'''

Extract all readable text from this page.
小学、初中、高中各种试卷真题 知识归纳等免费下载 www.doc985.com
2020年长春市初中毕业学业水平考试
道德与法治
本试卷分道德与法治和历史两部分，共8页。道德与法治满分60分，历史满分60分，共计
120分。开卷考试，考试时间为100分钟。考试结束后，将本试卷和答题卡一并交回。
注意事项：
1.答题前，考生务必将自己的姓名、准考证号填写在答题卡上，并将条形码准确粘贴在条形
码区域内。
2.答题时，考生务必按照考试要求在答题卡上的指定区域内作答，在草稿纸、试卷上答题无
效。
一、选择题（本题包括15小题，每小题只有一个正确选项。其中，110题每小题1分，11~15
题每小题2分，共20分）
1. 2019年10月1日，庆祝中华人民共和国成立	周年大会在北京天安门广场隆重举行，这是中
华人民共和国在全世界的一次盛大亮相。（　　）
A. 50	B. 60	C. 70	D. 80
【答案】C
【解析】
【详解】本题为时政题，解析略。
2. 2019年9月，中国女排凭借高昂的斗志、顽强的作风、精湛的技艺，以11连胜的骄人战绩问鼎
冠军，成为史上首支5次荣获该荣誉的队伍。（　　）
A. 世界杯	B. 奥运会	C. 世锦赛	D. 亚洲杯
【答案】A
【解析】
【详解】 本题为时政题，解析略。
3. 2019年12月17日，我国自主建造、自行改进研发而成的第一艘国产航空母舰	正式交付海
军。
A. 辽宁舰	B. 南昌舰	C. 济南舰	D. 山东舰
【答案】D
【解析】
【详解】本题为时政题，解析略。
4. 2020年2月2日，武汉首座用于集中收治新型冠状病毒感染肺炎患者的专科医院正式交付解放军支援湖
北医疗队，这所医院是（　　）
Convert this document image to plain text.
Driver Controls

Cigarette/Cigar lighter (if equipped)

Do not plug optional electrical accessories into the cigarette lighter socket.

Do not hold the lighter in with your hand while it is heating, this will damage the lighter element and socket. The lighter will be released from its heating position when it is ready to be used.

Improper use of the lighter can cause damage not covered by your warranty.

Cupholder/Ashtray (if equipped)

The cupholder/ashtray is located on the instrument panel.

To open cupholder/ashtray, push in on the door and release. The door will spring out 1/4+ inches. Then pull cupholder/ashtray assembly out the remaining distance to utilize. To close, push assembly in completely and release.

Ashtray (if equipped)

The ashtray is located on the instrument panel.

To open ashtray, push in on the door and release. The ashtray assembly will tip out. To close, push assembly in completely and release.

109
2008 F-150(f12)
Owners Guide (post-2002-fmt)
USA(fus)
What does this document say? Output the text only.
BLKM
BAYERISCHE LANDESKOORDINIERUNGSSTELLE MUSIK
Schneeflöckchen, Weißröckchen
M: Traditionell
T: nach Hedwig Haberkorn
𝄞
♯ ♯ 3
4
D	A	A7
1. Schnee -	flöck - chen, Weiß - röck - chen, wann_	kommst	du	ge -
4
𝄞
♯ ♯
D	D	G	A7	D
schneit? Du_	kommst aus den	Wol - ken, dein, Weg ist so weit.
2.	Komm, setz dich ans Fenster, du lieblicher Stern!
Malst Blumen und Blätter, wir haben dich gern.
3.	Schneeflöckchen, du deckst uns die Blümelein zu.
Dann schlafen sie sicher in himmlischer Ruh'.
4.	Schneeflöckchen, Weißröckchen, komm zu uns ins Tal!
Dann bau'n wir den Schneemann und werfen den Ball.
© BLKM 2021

'''

The task: Transcribe all entries exactly as they are given.

Output of the task:
Extract all readable text from this page.
小学、初中、高中各种试卷真题 知识归纳等免费下载 www.doc985.com
2020年长春市初中毕业学业水平考试
道德与法治
本试卷分道德与法治和历史两部分，共8页。道德与法治满分60分，历史满分60分，共计
120分。开卷考试，考试时间为100分钟。考试结束后，将本试卷和答题卡一并交回。
注意事项：
1.答题前，考生务必将自己的姓名、准考证号填写在答题卡上，并将条形码准确粘贴在条形
码区域内。
2.答题时，考生务必按照考试要求在答题卡上的指定区域内作答，在草稿纸、试卷上答题无
效。
一、选择题（本题包括15小题，每小题只有一个正确选项。其中，110题每小题1分，11~15
题每小题2分，共20分）
1. 2019年10月1日，庆祝中华人民共和国成立	周年大会在北京天安门广场隆重举行，这是中
华人民共和国在全世界的一次盛大亮相。（　　）
A. 50	B. 60	C. 70	D. 80
【答案】C
【解析】
【详解】本题为时政题，解析略。
2. 2019年9月，中国女排凭借高昂的斗志、顽强的作风、精湛的技艺，以11连胜的骄人战绩问鼎
冠军，成为史上首支5次荣获该荣誉的队伍。（　　）
A. 世界杯	B. 奥运会	C. 世锦赛	D. 亚洲杯
【答案】A
【解析】
【详解】 本题为时政题，解析略。
3. 2019年12月17日，我国自主建造、自行改进研发而成的第一艘国产航空母舰	正式交付海
军。
A. 辽宁舰	B. 南昌舰	C. 济南舰	D. 山东舰
【答案】D
【解析】
【详解】本题为时政题，解析略。
4. 2020年2月2日，武汉首座用于集中收治新型冠状病毒感染肺炎患者的专科医院正式交付解放军支援湖
北医疗队，这所医院是（　　）
Convert this document image to plain text.
Driver Controls

Cigarette/Cigar lighter (if equipped)

Do not plug optional electrical accessories into the cigarette lighter socket.

Do not hold the lighter in with your hand while it is heating, this will damage the lighter element and socket. The lighter will be released from its heating position when it is ready to be used.

Improper use of the lighter can cause damage not covered by your warranty.

Cupholder/Ashtray (if equipped)

The cupholder/ashtray is located on the instrument panel.

To open cupholder/ashtray, push in on the door and release. The door will spring out 1/4+ inches. Then pull cupholder/ashtray assembly out the remaining distance to utilize. To close, push assembly in completely and release.

Ashtray (if equipped)

The ashtray is located on the instrument panel.

To open ashtray, push in on the door and release. The ashtray assembly will tip out. To close, push assembly in completely and release.

109
2008 F-150(f12)
Owners Guide (post-2002-fmt)
USA(fus)
What does this document say? Output the text only.
BLKM
BAYERISCHE LANDESKOORDINIERUNGSSTELLE MUSIK
Schneeflöckchen, Weißröckchen
M: Traditionell
T: nach Hedwig Haberkorn
𝄞
♯ ♯ 3
4
D	A	A7
1. Schnee -	flöck - chen, Weiß - röck - chen, wann_	kommst	du	ge -
4
𝄞
♯ ♯
D	D	G	A7	D
schneit? Du_	kommst aus den	Wol - ken, dein, Weg ist so weit.
2.	Komm, setz dich ans Fenster, du lieblicher Stern!
Malst Blumen und Blätter, wir haben dich gern.
3.	Schneeflöckchen, du deckst uns die Blümelein zu.
Dann schlafen sie sicher in himmlischer Ruh'.
4.	Schneeflöckchen, Weißröckchen, komm zu uns ins Tal!
Dann bau'n wir den Schneemann und werfen den Ball.
© BLKM 2021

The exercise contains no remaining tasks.